Data entries:
((

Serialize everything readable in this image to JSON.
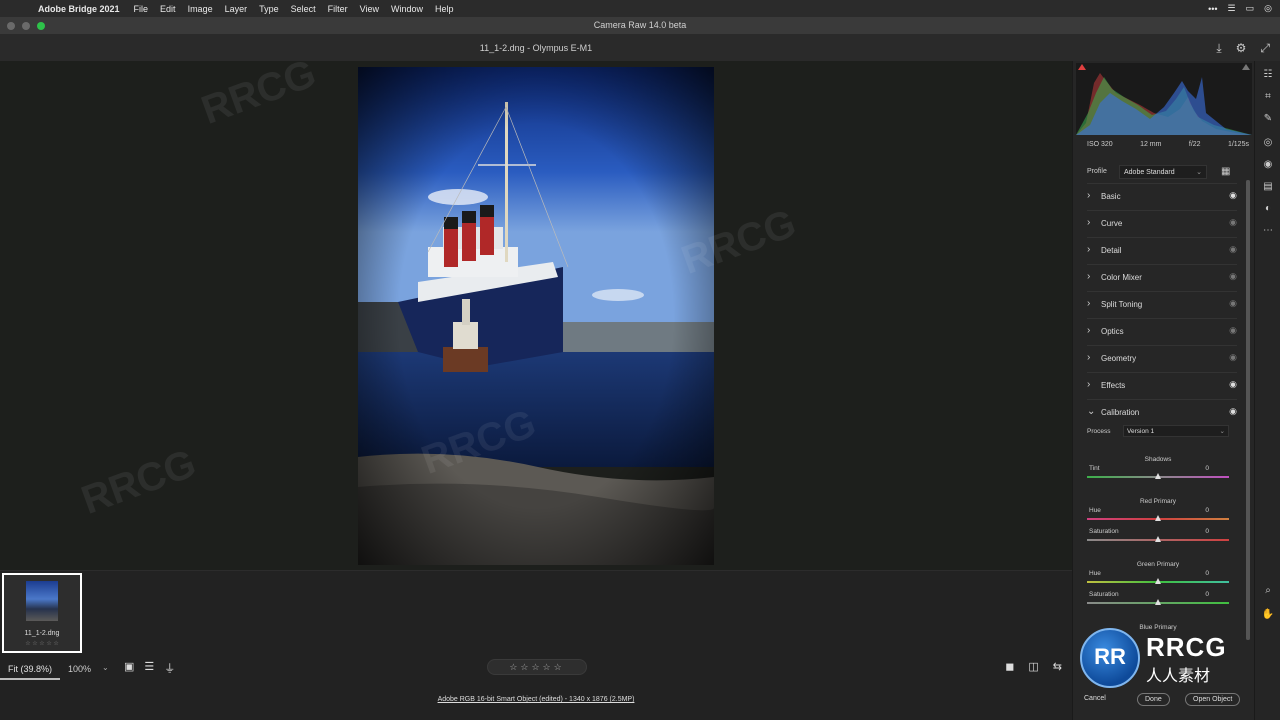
{
  "menubar": {
    "app_name": "Adobe Bridge 2021",
    "items": [
      "File",
      "Edit",
      "Image",
      "Layer",
      "Type",
      "Select",
      "Filter",
      "View",
      "Window",
      "Help"
    ]
  },
  "window": {
    "title": "Camera Raw 14.0 beta"
  },
  "file": {
    "name": "11_1-2.dng  -  Olympus E-M1"
  },
  "exif": {
    "iso": "ISO 320",
    "focal": "12 mm",
    "aperture": "f/22",
    "shutter": "1/125s"
  },
  "profile": {
    "label": "Profile",
    "value": "Adobe Standard"
  },
  "sections": [
    {
      "label": "Basic",
      "eye_on": true
    },
    {
      "label": "Curve",
      "eye_on": false
    },
    {
      "label": "Detail",
      "eye_on": false
    },
    {
      "label": "Color Mixer",
      "eye_on": false
    },
    {
      "label": "Split Toning",
      "eye_on": false
    },
    {
      "label": "Optics",
      "eye_on": false
    },
    {
      "label": "Geometry",
      "eye_on": false
    },
    {
      "label": "Effects",
      "eye_on": true
    },
    {
      "label": "Calibration",
      "eye_on": true,
      "expanded": true
    }
  ],
  "calibration": {
    "process_label": "Process",
    "process_value": "Version 1",
    "shadows_label": "Shadows",
    "tint": {
      "label": "Tint",
      "value": "0"
    },
    "red_label": "Red Primary",
    "red_hue": {
      "label": "Hue",
      "value": "0"
    },
    "red_sat": {
      "label": "Saturation",
      "value": "0"
    },
    "green_label": "Green Primary",
    "green_hue": {
      "label": "Hue",
      "value": "0"
    },
    "green_sat": {
      "label": "Saturation",
      "value": "0"
    },
    "blue_label": "Blue Primary"
  },
  "filmstrip": {
    "thumb_name": "11_1-2.dng",
    "thumb_stars": "☆ ☆ ☆ ☆ ☆"
  },
  "bottombar": {
    "fit": "Fit (39.8%)",
    "zoom": "100%",
    "rating": "☆☆☆☆☆",
    "info_link": "Adobe RGB 16-bit Smart Object (edited) - 1340 x 1876 (2.5MP)"
  },
  "buttons": {
    "cancel": "Cancel",
    "done": "Done",
    "open_object": "Open Object"
  },
  "logo": {
    "brand": "RRCG",
    "sub": "人人素材"
  },
  "colors": {
    "accent": "#e0e0e0",
    "panel_bg": "#262626",
    "canvas_bg": "#1d1f1c"
  }
}
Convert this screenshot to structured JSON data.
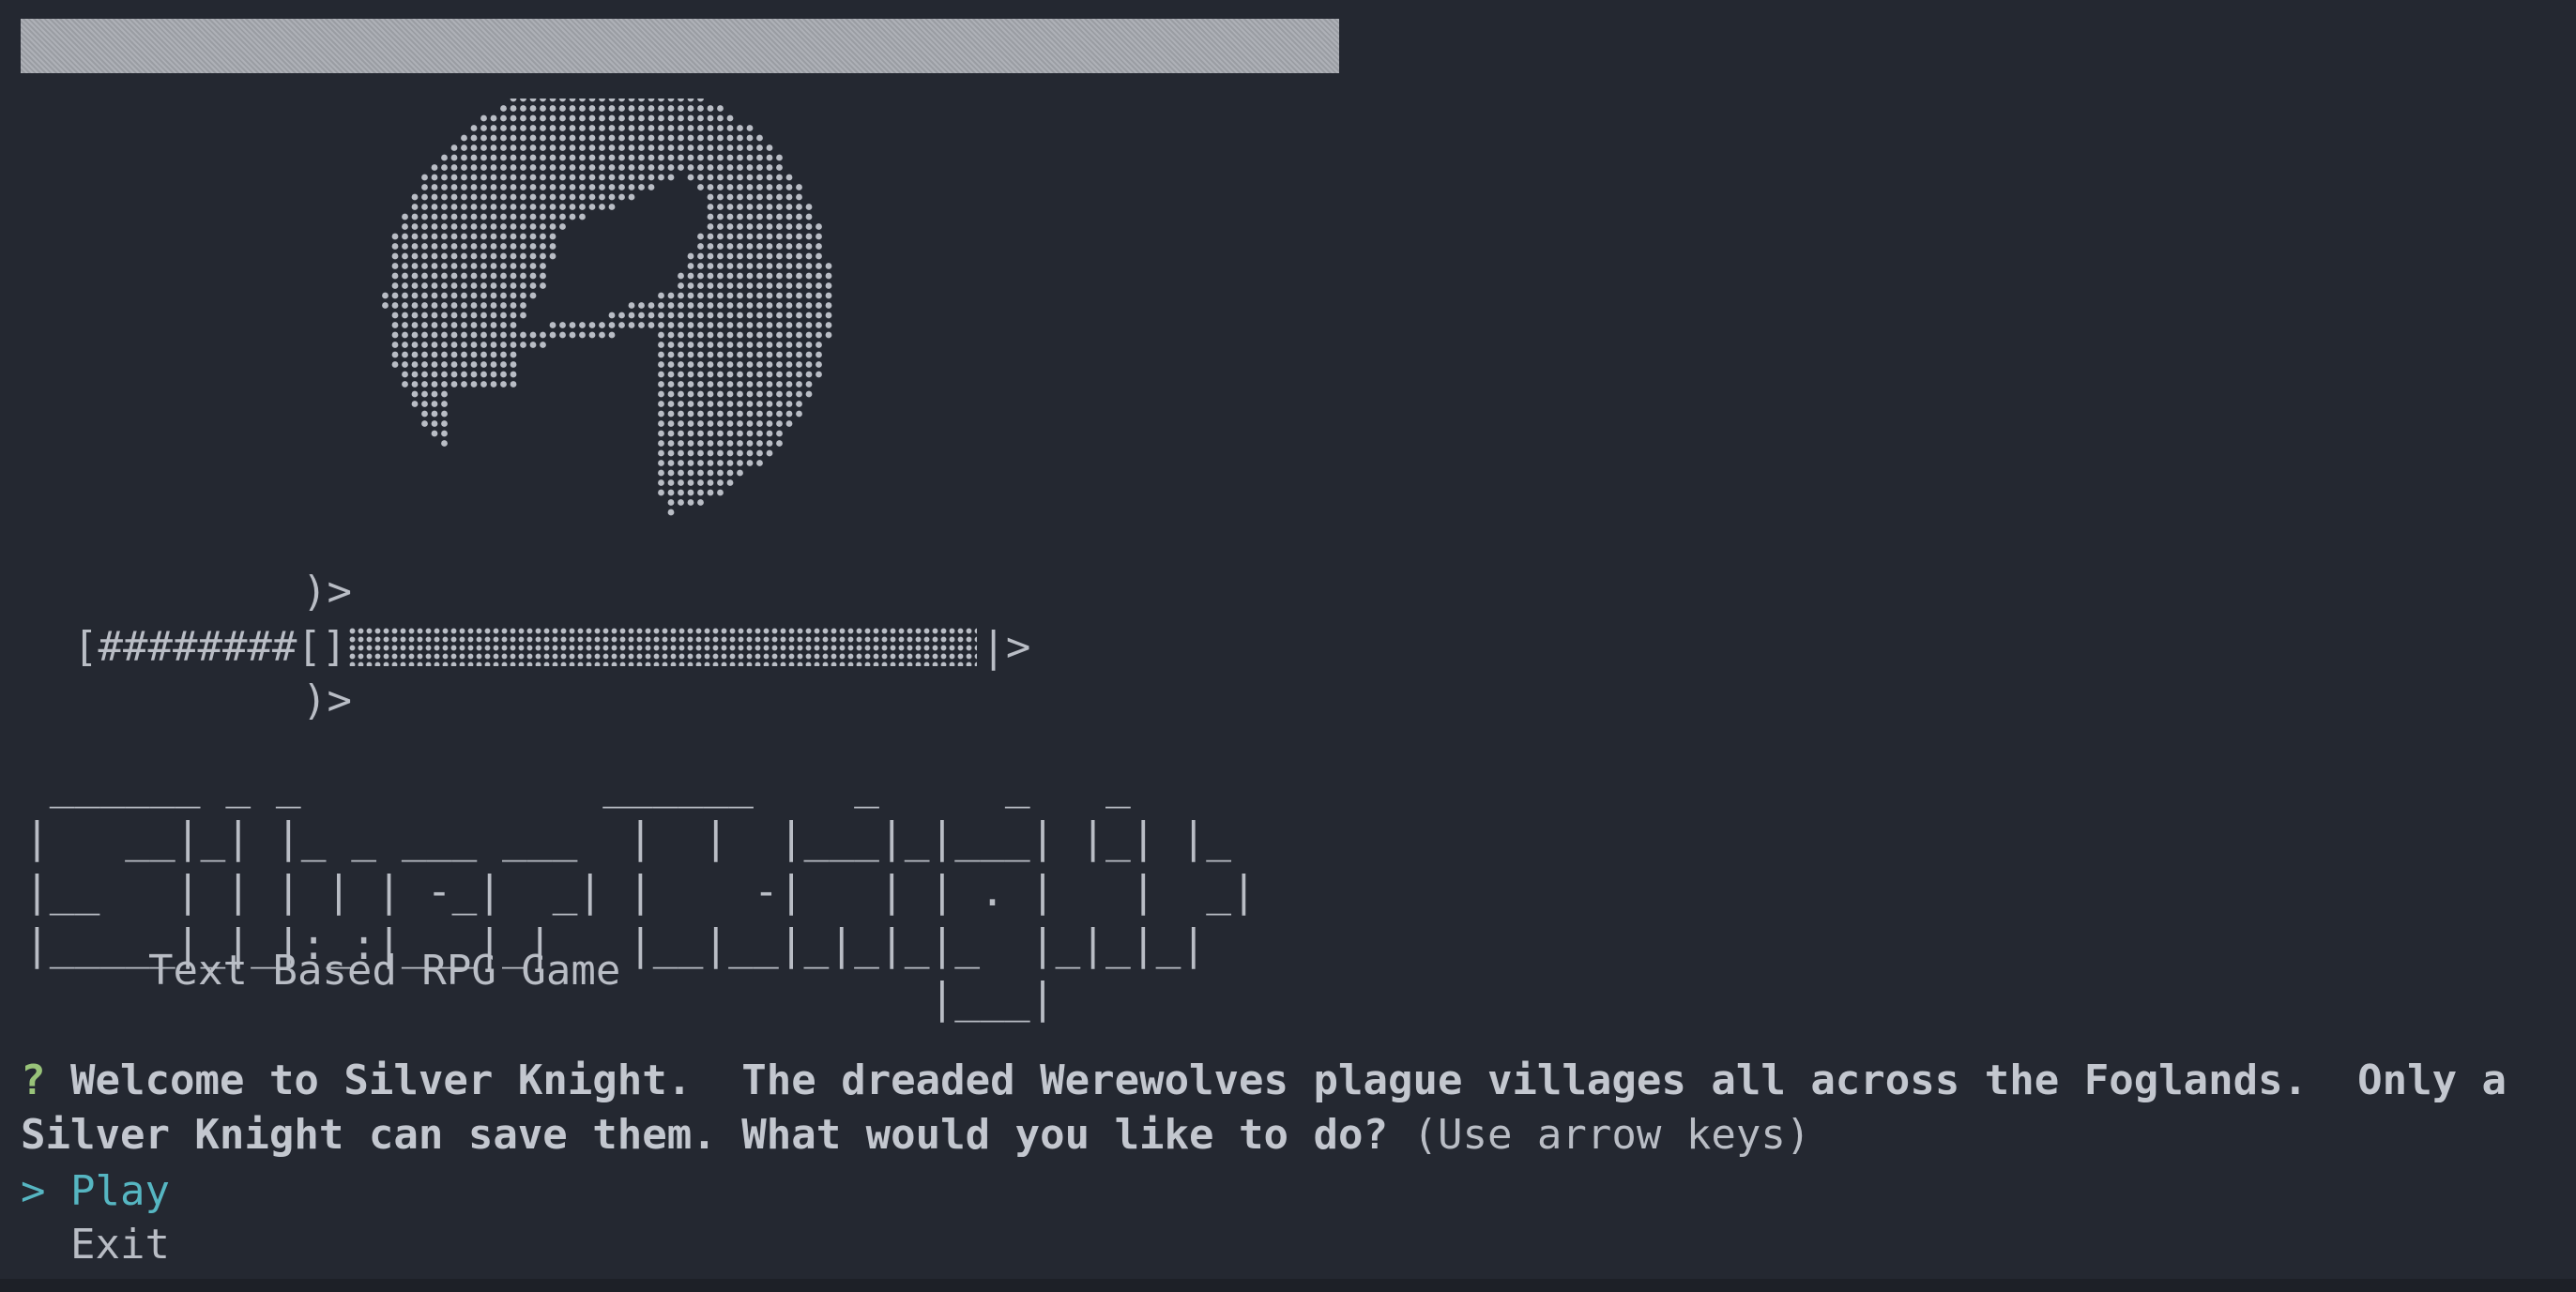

))

== WHAT IS REQUIRED ==
Output the records above exactly as they are, leaving out the pictures.

== TASK RESULT ==
Serialize everything readable in this image to JSON.
{
  "menubar": {
    "app_name": "Adobe Bridge 2021",
    "items": [
      "File",
      "Edit",
      "Image",
      "Layer",
      "Type",
      "Select",
      "Filter",
      "View",
      "Window",
      "Help"
    ]
  },
  "window": {
    "title": "Camera Raw 14.0 beta"
  },
  "file": {
    "name": "11_1-2.dng  -  Olympus E-M1"
  },
  "exif": {
    "iso": "ISO 320",
    "focal": "12 mm",
    "aperture": "f/22",
    "shutter": "1/125s"
  },
  "profile": {
    "label": "Profile",
    "value": "Adobe Standard"
  },
  "sections": [
    {
      "label": "Basic",
      "eye_on": true
    },
    {
      "label": "Curve",
      "eye_on": false
    },
    {
      "label": "Detail",
      "eye_on": false
    },
    {
      "label": "Color Mixer",
      "eye_on": false
    },
    {
      "label": "Split Toning",
      "eye_on": false
    },
    {
      "label": "Optics",
      "eye_on": false
    },
    {
      "label": "Geometry",
      "eye_on": false
    },
    {
      "label": "Effects",
      "eye_on": true
    },
    {
      "label": "Calibration",
      "eye_on": true,
      "expanded": true
    }
  ],
  "calibration": {
    "process_label": "Process",
    "process_value": "Version 1",
    "shadows_label": "Shadows",
    "tint": {
      "label": "Tint",
      "value": "0"
    },
    "red_label": "Red Primary",
    "red_hue": {
      "label": "Hue",
      "value": "0"
    },
    "red_sat": {
      "label": "Saturation",
      "value": "0"
    },
    "green_label": "Green Primary",
    "green_hue": {
      "label": "Hue",
      "value": "0"
    },
    "green_sat": {
      "label": "Saturation",
      "value": "0"
    },
    "blue_label": "Blue Primary"
  },
  "filmstrip": {
    "thumb_name": "11_1-2.dng",
    "thumb_stars": "☆ ☆ ☆ ☆ ☆"
  },
  "bottombar": {
    "fit": "Fit (39.8%)",
    "zoom": "100%",
    "rating": "☆☆☆☆☆",
    "info_link": "Adobe RGB 16-bit Smart Object (edited) - 1340 x 1876 (2.5MP)"
  },
  "buttons": {
    "cancel": "Cancel",
    "done": "Done",
    "open_object": "Open Object"
  },
  "logo": {
    "brand": "RRCG",
    "sub": "人人素材"
  },
  "colors": {
    "accent": "#e0e0e0",
    "panel_bg": "#262626",
    "canvas_bg": "#1d1f1c"
  }
}
Convert this screenshot to structured JSON data.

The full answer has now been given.